**Rows:**
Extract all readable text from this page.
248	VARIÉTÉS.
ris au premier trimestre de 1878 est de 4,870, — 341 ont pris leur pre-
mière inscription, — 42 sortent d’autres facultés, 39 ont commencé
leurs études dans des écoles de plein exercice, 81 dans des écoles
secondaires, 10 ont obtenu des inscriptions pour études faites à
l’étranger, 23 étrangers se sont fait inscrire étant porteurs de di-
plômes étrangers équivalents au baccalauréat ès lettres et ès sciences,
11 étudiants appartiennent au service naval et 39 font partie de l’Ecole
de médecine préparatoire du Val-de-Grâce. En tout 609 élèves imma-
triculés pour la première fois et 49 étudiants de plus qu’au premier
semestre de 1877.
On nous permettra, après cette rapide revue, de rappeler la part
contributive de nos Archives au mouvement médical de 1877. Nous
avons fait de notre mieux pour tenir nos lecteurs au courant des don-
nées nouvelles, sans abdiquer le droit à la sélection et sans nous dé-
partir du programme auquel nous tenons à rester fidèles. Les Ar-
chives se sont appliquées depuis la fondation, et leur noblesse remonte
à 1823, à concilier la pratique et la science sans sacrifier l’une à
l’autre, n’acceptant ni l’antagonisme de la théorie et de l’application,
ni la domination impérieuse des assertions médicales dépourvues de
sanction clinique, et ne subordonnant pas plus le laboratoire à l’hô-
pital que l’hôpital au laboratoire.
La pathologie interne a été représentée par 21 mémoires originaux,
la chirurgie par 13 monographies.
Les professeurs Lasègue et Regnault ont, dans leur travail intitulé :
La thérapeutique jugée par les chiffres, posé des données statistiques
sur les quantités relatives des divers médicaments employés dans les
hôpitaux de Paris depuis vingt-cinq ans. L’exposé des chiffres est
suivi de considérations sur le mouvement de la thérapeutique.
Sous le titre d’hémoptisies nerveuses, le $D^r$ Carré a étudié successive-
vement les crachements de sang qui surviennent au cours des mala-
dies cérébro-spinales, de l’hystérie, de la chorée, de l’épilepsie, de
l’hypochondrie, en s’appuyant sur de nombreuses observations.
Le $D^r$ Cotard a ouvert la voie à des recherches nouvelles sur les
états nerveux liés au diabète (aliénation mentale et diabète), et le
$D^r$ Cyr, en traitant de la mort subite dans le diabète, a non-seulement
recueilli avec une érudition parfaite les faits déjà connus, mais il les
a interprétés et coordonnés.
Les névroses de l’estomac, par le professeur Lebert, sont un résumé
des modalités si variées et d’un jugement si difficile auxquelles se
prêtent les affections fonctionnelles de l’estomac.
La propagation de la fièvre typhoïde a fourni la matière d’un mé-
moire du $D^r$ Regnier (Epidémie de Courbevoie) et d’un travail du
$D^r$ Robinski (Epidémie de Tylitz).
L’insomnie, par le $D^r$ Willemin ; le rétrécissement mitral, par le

**Directive:**
Each line of the listing above should be output exactly.

**Answer to this problem:**
Extract all readable text from this page.
248	VARIÉTÉS.
ris au premier trimestre de 1878 est de 4,870, — 341 ont pris leur pre-
mière inscription, — 42 sortent d’autres facultés, 39 ont commencé
leurs études dans des écoles de plein exercice, 81 dans des écoles
secondaires, 10 ont obtenu des inscriptions pour études faites à
l’étranger, 23 étrangers se sont fait inscrire étant porteurs de di-
plômes étrangers équivalents au baccalauréat ès lettres et ès sciences,
11 étudiants appartiennent au service naval et 39 font partie de l’Ecole
de médecine préparatoire du Val-de-Grâce. En tout 609 élèves imma-
triculés pour la première fois et 49 étudiants de plus qu’au premier
semestre de 1877.
On nous permettra, après cette rapide revue, de rappeler la part
contributive de nos Archives au mouvement médical de 1877. Nous
avons fait de notre mieux pour tenir nos lecteurs au courant des don-
nées nouvelles, sans abdiquer le droit à la sélection et sans nous dé-
partir du programme auquel nous tenons à rester fidèles. Les Ar-
chives se sont appliquées depuis la fondation, et leur noblesse remonte
à 1823, à concilier la pratique et la science sans sacrifier l’une à
l’autre, n’acceptant ni l’antagonisme de la théorie et de l’application,
ni la domination impérieuse des assertions médicales dépourvues de
sanction clinique, et ne subordonnant pas plus le laboratoire à l’hô-
pital que l’hôpital au laboratoire.
La pathologie interne a été représentée par 21 mémoires originaux,
la chirurgie par 13 monographies.
Les professeurs Lasègue et Regnault ont, dans leur travail intitulé :
La thérapeutique jugée par les chiffres, posé des données statistiques
sur les quantités relatives des divers médicaments employés dans les
hôpitaux de Paris depuis vingt-cinq ans. L’exposé des chiffres est
suivi de considérations sur le mouvement de la thérapeutique.
Sous le titre d’hémoptisies nerveuses, le $D^r$ Carré a étudié successive-
vement les crachements de sang qui surviennent au cours des mala-
dies cérébro-spinales, de l’hystérie, de la chorée, de l’épilepsie, de
l’hypochondrie, en s’appuyant sur de nombreuses observations.
Le $D^r$ Cotard a ouvert la voie à des recherches nouvelles sur les
états nerveux liés au diabète (aliénation mentale et diabète), et le
$D^r$ Cyr, en traitant de la mort subite dans le diabète, a non-seulement
recueilli avec une érudition parfaite les faits déjà connus, mais il les
a interprétés et coordonnés.
Les névroses de l’estomac, par le professeur Lebert, sont un résumé
des modalités si variées et d’un jugement si difficile auxquelles se
prêtent les affections fonctionnelles de l’estomac.
La propagation de la fièvre typhoïde a fourni la matière d’un mé-
moire du $D^r$ Regnier (Epidémie de Courbevoie) et d’un travail du
$D^r$ Robinski (Epidémie de Tylitz).
L’insomnie, par le $D^r$ Willemin ; le rétrécissement mitral, par le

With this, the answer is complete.